- YOUR GOAL -
Once the pictures are set aside, transcribe the remaining data exactly.

- RECORD LIST -
-*-

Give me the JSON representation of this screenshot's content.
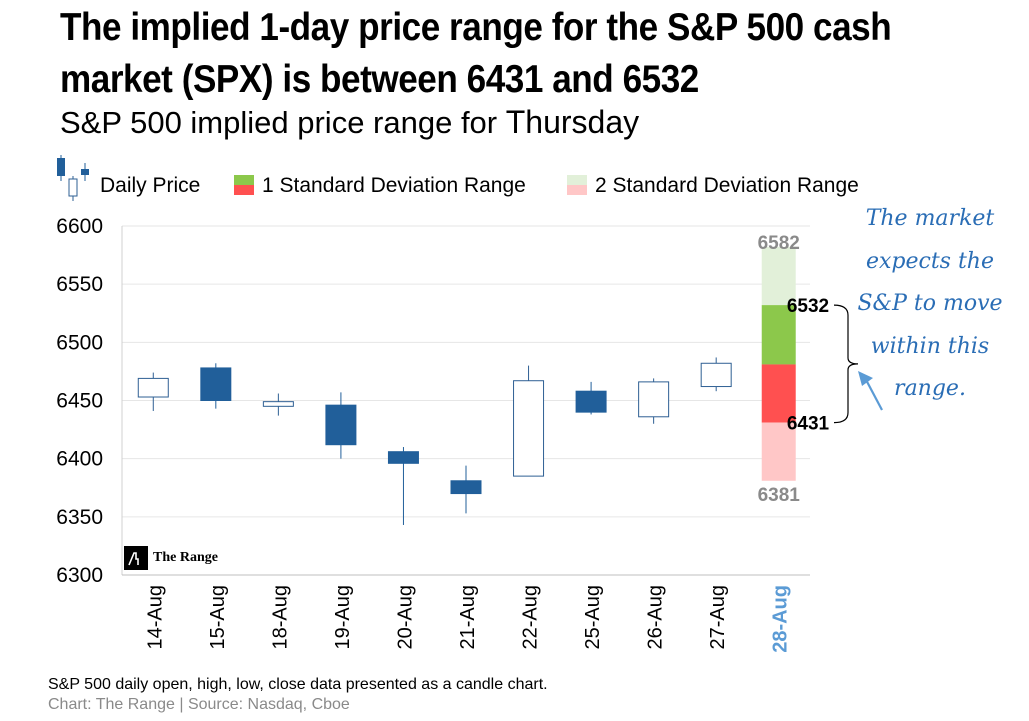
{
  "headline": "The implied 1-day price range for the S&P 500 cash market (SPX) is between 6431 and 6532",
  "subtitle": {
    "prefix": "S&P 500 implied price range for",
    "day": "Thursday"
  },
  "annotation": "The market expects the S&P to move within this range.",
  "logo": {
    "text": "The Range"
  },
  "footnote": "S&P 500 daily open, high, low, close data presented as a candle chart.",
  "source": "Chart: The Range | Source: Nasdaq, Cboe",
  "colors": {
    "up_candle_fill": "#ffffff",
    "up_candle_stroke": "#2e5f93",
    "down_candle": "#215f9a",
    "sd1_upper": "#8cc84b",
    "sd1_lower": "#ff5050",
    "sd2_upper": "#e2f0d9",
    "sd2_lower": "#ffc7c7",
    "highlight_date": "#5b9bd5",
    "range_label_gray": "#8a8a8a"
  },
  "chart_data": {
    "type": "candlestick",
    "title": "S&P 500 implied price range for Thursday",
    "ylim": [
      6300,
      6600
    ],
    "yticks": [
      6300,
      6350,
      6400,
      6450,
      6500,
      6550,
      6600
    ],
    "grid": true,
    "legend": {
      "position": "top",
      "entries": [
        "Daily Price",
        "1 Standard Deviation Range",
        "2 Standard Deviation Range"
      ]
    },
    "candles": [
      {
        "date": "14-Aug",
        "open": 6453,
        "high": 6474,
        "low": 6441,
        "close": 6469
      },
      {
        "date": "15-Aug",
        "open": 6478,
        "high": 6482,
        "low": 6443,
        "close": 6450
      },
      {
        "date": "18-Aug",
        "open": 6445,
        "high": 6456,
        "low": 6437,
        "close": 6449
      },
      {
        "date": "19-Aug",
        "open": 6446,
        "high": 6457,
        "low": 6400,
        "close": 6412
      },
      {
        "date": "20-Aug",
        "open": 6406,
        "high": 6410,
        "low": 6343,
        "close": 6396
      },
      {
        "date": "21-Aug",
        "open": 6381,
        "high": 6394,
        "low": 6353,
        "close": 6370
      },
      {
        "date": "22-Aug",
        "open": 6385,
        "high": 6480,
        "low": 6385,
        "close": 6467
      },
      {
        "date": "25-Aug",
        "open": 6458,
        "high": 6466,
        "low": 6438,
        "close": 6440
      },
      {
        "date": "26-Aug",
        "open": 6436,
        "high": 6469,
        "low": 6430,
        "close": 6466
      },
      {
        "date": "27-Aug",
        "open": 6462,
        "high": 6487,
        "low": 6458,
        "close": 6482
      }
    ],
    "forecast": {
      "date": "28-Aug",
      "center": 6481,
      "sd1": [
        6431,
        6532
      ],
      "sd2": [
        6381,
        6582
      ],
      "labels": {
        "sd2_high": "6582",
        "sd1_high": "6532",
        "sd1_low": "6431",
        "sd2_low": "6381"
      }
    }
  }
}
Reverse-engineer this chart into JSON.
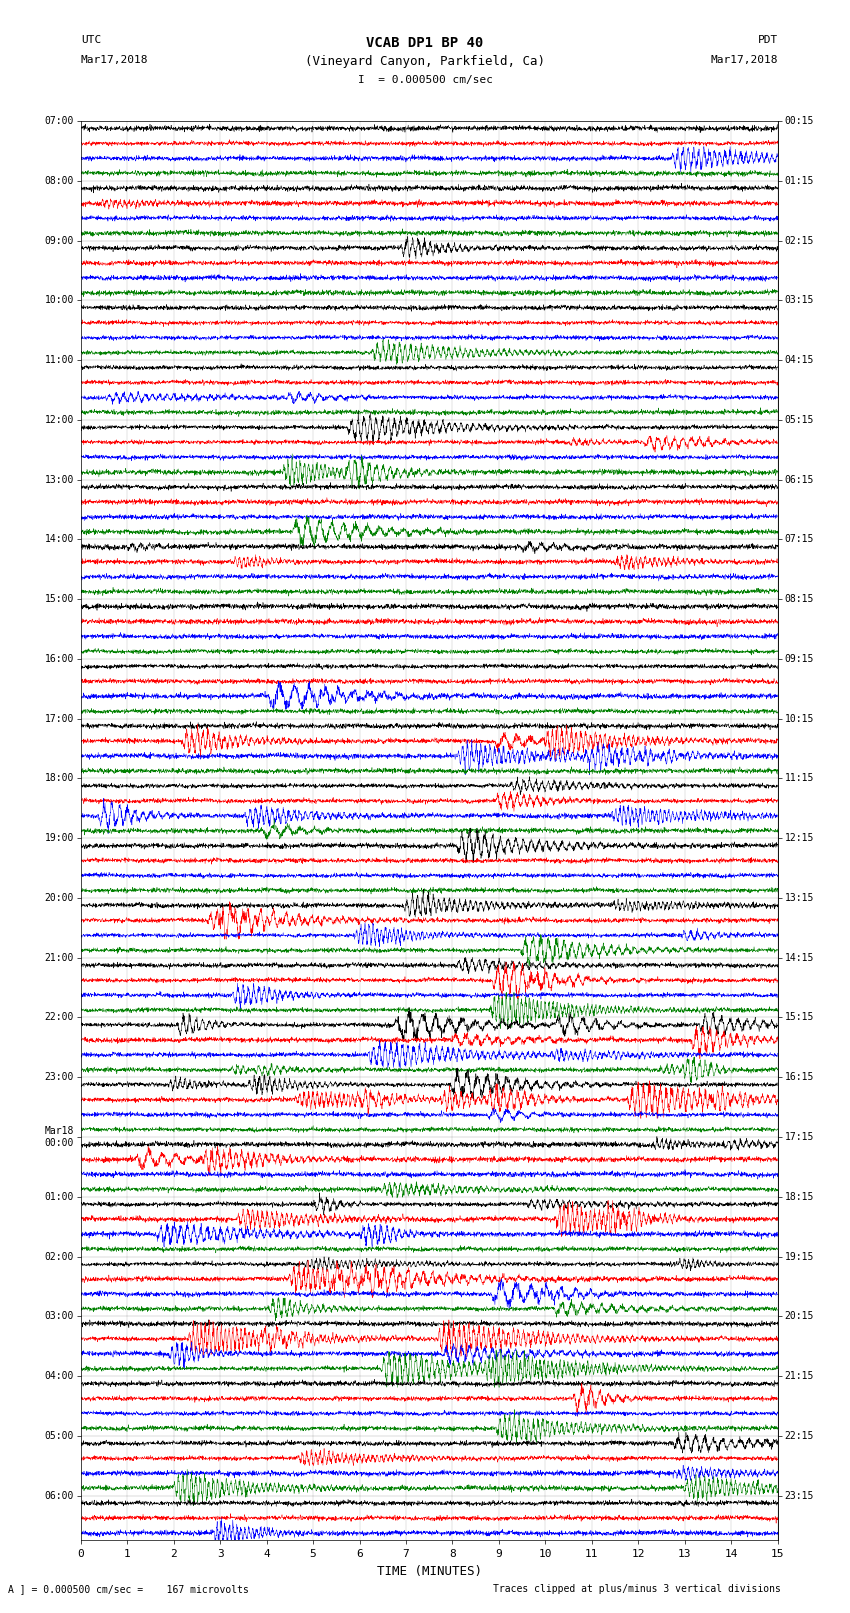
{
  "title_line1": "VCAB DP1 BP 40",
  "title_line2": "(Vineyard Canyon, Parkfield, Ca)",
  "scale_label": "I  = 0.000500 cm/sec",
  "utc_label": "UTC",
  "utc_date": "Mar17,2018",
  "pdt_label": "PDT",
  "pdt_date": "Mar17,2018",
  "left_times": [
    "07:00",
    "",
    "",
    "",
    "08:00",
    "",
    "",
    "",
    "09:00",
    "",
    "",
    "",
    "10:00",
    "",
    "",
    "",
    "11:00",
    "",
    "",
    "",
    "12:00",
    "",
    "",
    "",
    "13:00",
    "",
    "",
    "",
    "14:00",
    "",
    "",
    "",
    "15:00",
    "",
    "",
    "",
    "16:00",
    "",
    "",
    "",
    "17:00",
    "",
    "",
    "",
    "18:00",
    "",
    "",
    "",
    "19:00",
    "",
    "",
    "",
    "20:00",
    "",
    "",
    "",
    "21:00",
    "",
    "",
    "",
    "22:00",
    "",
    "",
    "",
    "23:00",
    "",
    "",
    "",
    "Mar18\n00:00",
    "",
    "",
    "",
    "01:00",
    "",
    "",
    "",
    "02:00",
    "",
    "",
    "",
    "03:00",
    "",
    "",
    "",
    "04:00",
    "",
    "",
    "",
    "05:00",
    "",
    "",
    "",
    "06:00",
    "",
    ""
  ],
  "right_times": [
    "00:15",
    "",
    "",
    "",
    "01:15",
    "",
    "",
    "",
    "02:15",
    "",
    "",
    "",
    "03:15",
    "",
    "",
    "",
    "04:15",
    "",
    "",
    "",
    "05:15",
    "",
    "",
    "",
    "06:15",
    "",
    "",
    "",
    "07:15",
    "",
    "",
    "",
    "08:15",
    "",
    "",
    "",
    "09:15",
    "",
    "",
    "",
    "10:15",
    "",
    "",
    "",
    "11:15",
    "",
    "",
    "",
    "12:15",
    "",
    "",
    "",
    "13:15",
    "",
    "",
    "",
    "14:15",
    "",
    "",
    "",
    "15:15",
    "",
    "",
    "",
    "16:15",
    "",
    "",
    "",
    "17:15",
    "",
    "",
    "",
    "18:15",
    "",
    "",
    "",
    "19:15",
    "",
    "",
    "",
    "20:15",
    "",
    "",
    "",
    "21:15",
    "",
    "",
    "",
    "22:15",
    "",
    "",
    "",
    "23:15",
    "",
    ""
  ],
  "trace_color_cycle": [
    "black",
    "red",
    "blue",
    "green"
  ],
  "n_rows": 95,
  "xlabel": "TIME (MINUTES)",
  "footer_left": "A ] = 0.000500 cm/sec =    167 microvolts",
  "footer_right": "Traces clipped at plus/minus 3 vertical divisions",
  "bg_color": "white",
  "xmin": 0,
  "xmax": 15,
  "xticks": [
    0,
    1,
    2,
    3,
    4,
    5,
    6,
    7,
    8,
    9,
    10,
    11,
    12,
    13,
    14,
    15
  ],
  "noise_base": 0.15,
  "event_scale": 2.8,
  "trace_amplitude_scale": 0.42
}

-*-

- TASK ANSWER -
Give me the JSON representation of this screenshot's content.
{
  "headline": "The implied 1-day price range for the S&P 500 cash market (SPX) is between 6431 and 6532",
  "subtitle": {
    "prefix": "S&P 500 implied price range for",
    "day": "Thursday"
  },
  "annotation": "The market expects the S&P to move within this range.",
  "logo": {
    "text": "The Range"
  },
  "footnote": "S&P 500 daily open, high, low, close data presented as a candle chart.",
  "source": "Chart: The Range | Source: Nasdaq, Cboe",
  "colors": {
    "up_candle_fill": "#ffffff",
    "up_candle_stroke": "#2e5f93",
    "down_candle": "#215f9a",
    "sd1_upper": "#8cc84b",
    "sd1_lower": "#ff5050",
    "sd2_upper": "#e2f0d9",
    "sd2_lower": "#ffc7c7",
    "highlight_date": "#5b9bd5",
    "range_label_gray": "#8a8a8a"
  },
  "chart_data": {
    "type": "candlestick",
    "title": "S&P 500 implied price range for Thursday",
    "ylim": [
      6300,
      6600
    ],
    "yticks": [
      6300,
      6350,
      6400,
      6450,
      6500,
      6550,
      6600
    ],
    "grid": true,
    "legend": {
      "position": "top",
      "entries": [
        "Daily Price",
        "1 Standard Deviation Range",
        "2 Standard Deviation Range"
      ]
    },
    "candles": [
      {
        "date": "14-Aug",
        "open": 6453,
        "high": 6474,
        "low": 6441,
        "close": 6469
      },
      {
        "date": "15-Aug",
        "open": 6478,
        "high": 6482,
        "low": 6443,
        "close": 6450
      },
      {
        "date": "18-Aug",
        "open": 6445,
        "high": 6456,
        "low": 6437,
        "close": 6449
      },
      {
        "date": "19-Aug",
        "open": 6446,
        "high": 6457,
        "low": 6400,
        "close": 6412
      },
      {
        "date": "20-Aug",
        "open": 6406,
        "high": 6410,
        "low": 6343,
        "close": 6396
      },
      {
        "date": "21-Aug",
        "open": 6381,
        "high": 6394,
        "low": 6353,
        "close": 6370
      },
      {
        "date": "22-Aug",
        "open": 6385,
        "high": 6480,
        "low": 6385,
        "close": 6467
      },
      {
        "date": "25-Aug",
        "open": 6458,
        "high": 6466,
        "low": 6438,
        "close": 6440
      },
      {
        "date": "26-Aug",
        "open": 6436,
        "high": 6469,
        "low": 6430,
        "close": 6466
      },
      {
        "date": "27-Aug",
        "open": 6462,
        "high": 6487,
        "low": 6458,
        "close": 6482
      }
    ],
    "forecast": {
      "date": "28-Aug",
      "center": 6481,
      "sd1": [
        6431,
        6532
      ],
      "sd2": [
        6381,
        6582
      ],
      "labels": {
        "sd2_high": "6582",
        "sd1_high": "6532",
        "sd1_low": "6431",
        "sd2_low": "6381"
      }
    }
  }
}
Reverse-engineer this chart into JSON.
{
  "title_line1": "VCAB DP1 BP 40",
  "title_line2": "(Vineyard Canyon, Parkfield, Ca)",
  "scale_label": "I  = 0.000500 cm/sec",
  "utc_label": "UTC",
  "utc_date": "Mar17,2018",
  "pdt_label": "PDT",
  "pdt_date": "Mar17,2018",
  "left_times": [
    "07:00",
    "",
    "",
    "",
    "08:00",
    "",
    "",
    "",
    "09:00",
    "",
    "",
    "",
    "10:00",
    "",
    "",
    "",
    "11:00",
    "",
    "",
    "",
    "12:00",
    "",
    "",
    "",
    "13:00",
    "",
    "",
    "",
    "14:00",
    "",
    "",
    "",
    "15:00",
    "",
    "",
    "",
    "16:00",
    "",
    "",
    "",
    "17:00",
    "",
    "",
    "",
    "18:00",
    "",
    "",
    "",
    "19:00",
    "",
    "",
    "",
    "20:00",
    "",
    "",
    "",
    "21:00",
    "",
    "",
    "",
    "22:00",
    "",
    "",
    "",
    "23:00",
    "",
    "",
    "",
    "Mar18\n00:00",
    "",
    "",
    "",
    "01:00",
    "",
    "",
    "",
    "02:00",
    "",
    "",
    "",
    "03:00",
    "",
    "",
    "",
    "04:00",
    "",
    "",
    "",
    "05:00",
    "",
    "",
    "",
    "06:00",
    "",
    ""
  ],
  "right_times": [
    "00:15",
    "",
    "",
    "",
    "01:15",
    "",
    "",
    "",
    "02:15",
    "",
    "",
    "",
    "03:15",
    "",
    "",
    "",
    "04:15",
    "",
    "",
    "",
    "05:15",
    "",
    "",
    "",
    "06:15",
    "",
    "",
    "",
    "07:15",
    "",
    "",
    "",
    "08:15",
    "",
    "",
    "",
    "09:15",
    "",
    "",
    "",
    "10:15",
    "",
    "",
    "",
    "11:15",
    "",
    "",
    "",
    "12:15",
    "",
    "",
    "",
    "13:15",
    "",
    "",
    "",
    "14:15",
    "",
    "",
    "",
    "15:15",
    "",
    "",
    "",
    "16:15",
    "",
    "",
    "",
    "17:15",
    "",
    "",
    "",
    "18:15",
    "",
    "",
    "",
    "19:15",
    "",
    "",
    "",
    "20:15",
    "",
    "",
    "",
    "21:15",
    "",
    "",
    "",
    "22:15",
    "",
    "",
    "",
    "23:15",
    "",
    ""
  ],
  "trace_color_cycle": [
    "black",
    "red",
    "blue",
    "green"
  ],
  "n_rows": 95,
  "xlabel": "TIME (MINUTES)",
  "footer_left": "A ] = 0.000500 cm/sec =    167 microvolts",
  "footer_right": "Traces clipped at plus/minus 3 vertical divisions",
  "bg_color": "white",
  "xmin": 0,
  "xmax": 15,
  "xticks": [
    0,
    1,
    2,
    3,
    4,
    5,
    6,
    7,
    8,
    9,
    10,
    11,
    12,
    13,
    14,
    15
  ],
  "noise_base": 0.15,
  "event_scale": 2.8,
  "trace_amplitude_scale": 0.42
}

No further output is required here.